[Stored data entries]
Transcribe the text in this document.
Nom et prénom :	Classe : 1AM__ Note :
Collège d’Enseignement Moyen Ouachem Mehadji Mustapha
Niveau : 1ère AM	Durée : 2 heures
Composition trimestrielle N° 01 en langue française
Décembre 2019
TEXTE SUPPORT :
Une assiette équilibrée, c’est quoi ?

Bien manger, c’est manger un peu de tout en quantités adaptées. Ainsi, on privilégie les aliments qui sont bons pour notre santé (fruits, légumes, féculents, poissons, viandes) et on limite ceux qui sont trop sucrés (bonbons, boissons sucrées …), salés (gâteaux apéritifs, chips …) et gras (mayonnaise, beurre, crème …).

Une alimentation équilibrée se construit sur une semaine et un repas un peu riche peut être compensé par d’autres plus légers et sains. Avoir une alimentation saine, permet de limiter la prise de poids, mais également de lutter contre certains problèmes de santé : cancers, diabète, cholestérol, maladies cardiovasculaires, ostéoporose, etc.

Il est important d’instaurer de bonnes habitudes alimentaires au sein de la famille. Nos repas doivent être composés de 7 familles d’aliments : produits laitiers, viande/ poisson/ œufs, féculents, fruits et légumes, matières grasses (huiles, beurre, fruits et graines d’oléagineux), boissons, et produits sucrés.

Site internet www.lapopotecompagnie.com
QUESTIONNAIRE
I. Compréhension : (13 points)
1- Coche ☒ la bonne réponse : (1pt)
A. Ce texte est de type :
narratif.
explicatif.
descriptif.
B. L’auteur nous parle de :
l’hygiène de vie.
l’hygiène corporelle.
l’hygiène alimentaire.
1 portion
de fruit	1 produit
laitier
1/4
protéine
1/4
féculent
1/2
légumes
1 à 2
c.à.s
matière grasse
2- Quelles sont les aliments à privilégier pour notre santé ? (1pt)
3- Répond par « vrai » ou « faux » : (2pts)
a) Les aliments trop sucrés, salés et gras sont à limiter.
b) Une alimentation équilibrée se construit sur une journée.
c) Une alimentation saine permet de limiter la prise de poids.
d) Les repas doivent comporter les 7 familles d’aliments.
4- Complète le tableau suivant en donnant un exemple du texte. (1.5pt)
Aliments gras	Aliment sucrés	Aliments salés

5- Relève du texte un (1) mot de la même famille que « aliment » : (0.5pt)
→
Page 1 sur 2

PROBLEM REQUIREMENTS: Which lines above hold the word "trop"? Copy each of them.

SOLUTION TO THIS TASK:
Bien manger, c’est manger un peu de tout en quantités adaptées. Ainsi, on privilégie les aliments qui sont bons pour notre santé (fruits, légumes, féculents, poissons, viandes) et on limite ceux qui sont trop sucrés (bonbons, boissons sucrées …), salés (gâteaux apéritifs, chips …) et gras (mayonnaise, beurre, crème …).
a) Les aliments trop sucrés, salés et gras sont à limiter.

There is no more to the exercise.